(Beginning of Supplied information)

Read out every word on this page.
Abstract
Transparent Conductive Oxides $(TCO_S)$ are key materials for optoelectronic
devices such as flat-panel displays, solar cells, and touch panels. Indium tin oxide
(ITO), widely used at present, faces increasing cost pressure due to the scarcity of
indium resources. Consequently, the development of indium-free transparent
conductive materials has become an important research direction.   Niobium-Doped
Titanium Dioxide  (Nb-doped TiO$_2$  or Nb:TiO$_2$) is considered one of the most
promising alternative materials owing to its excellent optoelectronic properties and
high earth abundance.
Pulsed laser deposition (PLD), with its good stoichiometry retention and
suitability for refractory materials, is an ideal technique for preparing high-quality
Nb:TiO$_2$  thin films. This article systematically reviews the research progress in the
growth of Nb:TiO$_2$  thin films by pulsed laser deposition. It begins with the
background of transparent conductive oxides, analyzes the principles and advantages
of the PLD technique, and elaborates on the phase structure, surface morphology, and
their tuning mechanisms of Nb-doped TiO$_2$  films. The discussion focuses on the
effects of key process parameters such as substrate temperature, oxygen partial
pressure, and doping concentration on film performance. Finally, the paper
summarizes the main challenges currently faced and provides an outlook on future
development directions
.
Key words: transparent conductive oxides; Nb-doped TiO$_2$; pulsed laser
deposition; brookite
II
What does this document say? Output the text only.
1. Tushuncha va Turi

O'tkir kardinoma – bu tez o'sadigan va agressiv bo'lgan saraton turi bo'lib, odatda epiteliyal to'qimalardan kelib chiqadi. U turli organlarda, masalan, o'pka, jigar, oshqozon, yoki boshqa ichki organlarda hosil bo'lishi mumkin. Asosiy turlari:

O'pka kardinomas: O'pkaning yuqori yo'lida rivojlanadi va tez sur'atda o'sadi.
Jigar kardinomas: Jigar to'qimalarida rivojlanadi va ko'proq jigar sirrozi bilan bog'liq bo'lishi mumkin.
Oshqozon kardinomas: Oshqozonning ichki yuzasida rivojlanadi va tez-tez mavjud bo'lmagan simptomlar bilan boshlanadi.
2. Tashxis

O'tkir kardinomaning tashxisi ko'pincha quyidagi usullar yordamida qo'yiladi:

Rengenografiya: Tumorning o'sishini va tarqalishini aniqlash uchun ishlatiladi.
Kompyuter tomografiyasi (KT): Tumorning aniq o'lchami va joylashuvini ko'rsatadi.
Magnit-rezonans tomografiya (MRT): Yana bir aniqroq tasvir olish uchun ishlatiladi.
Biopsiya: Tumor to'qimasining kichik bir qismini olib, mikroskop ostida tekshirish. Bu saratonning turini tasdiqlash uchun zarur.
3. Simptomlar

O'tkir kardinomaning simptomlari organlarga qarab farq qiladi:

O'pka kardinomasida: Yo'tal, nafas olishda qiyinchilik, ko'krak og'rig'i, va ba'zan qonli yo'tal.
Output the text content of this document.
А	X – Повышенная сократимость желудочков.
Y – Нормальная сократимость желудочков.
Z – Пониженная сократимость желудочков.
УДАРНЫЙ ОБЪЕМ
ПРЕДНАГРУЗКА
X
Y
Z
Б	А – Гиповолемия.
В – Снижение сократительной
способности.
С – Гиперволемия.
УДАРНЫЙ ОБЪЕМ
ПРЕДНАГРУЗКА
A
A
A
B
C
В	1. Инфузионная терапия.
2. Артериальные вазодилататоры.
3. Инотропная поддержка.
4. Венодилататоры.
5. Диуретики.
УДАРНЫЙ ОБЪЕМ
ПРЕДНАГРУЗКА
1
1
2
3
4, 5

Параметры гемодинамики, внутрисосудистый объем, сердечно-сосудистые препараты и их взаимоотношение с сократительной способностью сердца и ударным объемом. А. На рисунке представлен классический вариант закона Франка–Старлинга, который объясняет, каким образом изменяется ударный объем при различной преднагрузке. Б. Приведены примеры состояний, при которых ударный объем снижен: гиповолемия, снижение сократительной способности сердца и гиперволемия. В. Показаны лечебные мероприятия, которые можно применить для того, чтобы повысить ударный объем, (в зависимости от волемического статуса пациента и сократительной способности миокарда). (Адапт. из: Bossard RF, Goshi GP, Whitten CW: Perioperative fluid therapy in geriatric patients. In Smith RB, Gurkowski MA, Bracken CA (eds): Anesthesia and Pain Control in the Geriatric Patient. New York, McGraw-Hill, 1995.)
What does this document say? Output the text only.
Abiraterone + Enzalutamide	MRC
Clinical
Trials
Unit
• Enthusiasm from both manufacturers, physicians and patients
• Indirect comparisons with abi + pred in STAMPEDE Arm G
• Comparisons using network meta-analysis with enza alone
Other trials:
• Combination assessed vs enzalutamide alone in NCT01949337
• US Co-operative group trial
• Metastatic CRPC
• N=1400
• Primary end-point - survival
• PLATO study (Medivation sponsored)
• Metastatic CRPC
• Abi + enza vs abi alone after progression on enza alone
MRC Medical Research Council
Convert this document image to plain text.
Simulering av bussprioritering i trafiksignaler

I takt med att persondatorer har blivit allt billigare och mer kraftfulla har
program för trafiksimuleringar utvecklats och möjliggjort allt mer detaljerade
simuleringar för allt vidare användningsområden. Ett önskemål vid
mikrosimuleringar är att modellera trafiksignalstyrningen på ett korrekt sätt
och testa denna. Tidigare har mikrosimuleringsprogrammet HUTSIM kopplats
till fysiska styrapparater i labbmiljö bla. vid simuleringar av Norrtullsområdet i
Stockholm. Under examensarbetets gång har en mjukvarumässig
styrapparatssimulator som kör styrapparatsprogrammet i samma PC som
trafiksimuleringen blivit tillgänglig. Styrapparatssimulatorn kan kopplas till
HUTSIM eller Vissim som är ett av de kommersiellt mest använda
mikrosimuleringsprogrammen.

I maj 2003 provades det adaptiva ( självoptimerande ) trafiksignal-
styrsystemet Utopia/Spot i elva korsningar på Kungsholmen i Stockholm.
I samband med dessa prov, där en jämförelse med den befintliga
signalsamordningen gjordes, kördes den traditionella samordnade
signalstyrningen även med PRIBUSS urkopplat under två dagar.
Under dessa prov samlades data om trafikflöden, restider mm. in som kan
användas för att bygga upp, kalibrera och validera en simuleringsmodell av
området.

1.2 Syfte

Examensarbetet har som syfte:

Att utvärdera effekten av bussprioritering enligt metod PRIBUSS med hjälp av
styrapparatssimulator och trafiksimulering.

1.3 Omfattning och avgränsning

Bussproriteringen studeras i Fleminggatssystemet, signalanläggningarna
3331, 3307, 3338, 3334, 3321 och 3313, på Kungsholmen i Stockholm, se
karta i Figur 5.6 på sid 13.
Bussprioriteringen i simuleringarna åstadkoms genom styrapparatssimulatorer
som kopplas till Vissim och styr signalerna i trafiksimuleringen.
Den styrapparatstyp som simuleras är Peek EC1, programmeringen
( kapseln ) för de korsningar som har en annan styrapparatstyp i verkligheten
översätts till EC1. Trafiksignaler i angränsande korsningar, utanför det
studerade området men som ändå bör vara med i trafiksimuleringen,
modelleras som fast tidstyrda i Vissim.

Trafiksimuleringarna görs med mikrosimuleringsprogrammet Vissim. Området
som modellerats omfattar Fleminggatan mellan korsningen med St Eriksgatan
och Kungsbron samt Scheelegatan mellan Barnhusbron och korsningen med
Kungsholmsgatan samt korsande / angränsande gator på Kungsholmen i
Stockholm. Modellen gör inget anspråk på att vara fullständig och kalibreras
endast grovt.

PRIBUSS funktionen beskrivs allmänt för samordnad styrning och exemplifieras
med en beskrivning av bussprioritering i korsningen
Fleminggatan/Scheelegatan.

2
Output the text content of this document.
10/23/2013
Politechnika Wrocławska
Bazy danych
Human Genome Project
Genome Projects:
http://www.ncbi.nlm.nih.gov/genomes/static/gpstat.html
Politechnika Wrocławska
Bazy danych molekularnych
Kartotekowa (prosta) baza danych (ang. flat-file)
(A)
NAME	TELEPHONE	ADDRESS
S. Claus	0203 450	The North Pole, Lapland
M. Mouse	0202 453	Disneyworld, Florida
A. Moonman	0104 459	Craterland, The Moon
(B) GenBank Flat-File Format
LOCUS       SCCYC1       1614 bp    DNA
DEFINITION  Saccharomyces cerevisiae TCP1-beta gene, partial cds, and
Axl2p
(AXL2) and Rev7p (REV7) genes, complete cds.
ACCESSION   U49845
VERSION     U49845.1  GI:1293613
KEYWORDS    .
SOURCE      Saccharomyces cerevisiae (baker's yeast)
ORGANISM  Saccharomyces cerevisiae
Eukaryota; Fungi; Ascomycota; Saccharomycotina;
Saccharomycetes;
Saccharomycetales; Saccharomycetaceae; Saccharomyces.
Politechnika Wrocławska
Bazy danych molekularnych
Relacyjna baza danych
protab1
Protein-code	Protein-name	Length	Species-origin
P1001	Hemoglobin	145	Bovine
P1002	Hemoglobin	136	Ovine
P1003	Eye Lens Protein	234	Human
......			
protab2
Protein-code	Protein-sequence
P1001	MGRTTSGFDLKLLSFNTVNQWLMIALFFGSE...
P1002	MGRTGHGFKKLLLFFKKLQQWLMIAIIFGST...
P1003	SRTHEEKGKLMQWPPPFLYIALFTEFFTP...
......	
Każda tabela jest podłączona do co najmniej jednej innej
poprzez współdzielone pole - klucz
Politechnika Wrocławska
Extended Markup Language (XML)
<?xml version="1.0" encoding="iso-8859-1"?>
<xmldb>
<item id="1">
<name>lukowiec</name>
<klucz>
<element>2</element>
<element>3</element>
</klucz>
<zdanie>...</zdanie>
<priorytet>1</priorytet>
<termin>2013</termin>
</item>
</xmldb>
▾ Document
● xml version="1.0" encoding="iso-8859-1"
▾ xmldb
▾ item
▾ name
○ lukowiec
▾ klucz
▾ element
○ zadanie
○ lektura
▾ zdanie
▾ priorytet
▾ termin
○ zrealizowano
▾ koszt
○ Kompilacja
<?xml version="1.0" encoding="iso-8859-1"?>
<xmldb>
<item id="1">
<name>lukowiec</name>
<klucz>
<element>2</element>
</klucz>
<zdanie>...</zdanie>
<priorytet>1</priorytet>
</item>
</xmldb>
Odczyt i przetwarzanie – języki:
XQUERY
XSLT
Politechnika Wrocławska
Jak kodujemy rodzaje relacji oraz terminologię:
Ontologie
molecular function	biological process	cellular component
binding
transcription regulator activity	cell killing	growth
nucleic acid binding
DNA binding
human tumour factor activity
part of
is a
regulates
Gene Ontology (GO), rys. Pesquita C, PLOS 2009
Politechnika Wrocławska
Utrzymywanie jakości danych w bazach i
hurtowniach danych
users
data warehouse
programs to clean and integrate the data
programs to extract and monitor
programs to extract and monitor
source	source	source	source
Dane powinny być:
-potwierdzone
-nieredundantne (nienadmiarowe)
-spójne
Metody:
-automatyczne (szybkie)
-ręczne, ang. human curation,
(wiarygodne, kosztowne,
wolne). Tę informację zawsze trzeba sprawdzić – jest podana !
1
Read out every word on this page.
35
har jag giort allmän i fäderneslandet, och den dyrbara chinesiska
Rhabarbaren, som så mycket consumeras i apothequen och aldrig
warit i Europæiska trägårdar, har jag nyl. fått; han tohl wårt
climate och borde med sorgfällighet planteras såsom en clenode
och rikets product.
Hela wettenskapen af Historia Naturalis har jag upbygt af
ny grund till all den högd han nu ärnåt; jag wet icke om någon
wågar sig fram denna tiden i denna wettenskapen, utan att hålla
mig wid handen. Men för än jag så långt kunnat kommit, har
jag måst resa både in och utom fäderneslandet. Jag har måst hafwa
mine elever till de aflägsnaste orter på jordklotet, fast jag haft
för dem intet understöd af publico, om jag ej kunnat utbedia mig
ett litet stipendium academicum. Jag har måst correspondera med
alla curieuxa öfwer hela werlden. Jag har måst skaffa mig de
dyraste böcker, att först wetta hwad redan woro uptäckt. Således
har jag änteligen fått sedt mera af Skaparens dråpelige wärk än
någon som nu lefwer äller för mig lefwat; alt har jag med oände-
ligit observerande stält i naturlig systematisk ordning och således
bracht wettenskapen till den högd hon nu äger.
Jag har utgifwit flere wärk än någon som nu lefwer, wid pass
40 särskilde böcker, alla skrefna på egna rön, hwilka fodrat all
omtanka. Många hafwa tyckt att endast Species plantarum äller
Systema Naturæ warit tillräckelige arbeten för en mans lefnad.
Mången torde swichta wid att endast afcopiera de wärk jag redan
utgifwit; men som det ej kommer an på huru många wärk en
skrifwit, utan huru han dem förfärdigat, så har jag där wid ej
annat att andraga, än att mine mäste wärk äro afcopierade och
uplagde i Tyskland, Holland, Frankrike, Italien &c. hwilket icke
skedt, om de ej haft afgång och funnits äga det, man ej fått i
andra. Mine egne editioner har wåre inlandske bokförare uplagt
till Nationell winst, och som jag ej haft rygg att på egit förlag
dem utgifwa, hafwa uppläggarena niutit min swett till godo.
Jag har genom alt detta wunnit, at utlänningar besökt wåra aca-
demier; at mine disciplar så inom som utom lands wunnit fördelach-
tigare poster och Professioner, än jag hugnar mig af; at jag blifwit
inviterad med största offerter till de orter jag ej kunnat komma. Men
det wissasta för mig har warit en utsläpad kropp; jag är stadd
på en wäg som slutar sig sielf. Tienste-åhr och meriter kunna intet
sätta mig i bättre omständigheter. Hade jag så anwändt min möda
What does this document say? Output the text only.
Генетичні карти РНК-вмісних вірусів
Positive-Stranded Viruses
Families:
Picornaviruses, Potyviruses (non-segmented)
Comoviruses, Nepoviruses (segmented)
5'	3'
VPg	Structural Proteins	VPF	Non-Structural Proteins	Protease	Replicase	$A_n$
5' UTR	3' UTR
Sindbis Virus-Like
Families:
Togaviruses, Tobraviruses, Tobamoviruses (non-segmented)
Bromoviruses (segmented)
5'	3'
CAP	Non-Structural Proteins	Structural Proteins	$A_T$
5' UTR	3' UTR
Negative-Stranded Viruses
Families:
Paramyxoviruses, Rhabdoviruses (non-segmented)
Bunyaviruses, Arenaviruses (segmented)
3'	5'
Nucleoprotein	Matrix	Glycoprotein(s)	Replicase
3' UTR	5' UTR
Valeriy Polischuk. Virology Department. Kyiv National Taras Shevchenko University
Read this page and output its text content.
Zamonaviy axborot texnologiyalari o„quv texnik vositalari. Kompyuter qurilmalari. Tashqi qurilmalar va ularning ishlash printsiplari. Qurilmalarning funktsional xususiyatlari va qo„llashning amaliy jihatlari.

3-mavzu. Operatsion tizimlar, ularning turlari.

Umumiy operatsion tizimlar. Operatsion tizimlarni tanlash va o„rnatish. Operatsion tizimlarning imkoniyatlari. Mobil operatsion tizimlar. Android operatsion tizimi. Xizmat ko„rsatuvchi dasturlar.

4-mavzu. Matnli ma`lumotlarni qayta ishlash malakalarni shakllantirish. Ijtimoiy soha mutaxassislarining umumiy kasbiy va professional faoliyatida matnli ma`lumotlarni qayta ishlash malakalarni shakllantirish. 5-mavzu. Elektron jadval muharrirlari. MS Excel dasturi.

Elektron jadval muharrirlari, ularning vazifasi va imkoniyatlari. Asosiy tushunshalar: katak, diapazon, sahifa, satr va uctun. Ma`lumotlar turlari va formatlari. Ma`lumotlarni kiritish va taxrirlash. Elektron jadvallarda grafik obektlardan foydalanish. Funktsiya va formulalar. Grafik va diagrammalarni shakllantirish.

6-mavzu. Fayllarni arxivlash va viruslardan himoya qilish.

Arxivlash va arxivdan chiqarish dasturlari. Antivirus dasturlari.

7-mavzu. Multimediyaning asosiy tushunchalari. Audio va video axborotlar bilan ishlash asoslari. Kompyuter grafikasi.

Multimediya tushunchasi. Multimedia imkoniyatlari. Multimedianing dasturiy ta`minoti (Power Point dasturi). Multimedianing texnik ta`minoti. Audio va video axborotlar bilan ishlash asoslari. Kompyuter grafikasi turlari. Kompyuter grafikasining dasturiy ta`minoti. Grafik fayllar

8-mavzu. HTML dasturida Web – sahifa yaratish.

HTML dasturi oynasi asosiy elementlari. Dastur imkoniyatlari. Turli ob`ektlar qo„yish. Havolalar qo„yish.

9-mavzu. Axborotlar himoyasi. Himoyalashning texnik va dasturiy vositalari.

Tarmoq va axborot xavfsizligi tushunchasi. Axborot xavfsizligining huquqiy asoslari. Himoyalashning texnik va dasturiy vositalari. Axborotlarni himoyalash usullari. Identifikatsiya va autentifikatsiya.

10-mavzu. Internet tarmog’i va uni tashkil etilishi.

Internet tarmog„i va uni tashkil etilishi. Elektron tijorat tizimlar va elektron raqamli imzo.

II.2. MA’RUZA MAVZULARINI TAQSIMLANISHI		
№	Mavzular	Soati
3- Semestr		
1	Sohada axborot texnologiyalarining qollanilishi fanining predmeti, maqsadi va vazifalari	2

(End of Supplied information)

* Problem to solve *
State how many lines in the material include the string "желудочков". Nothing other than the number is wanted.

* Reply to the task *
3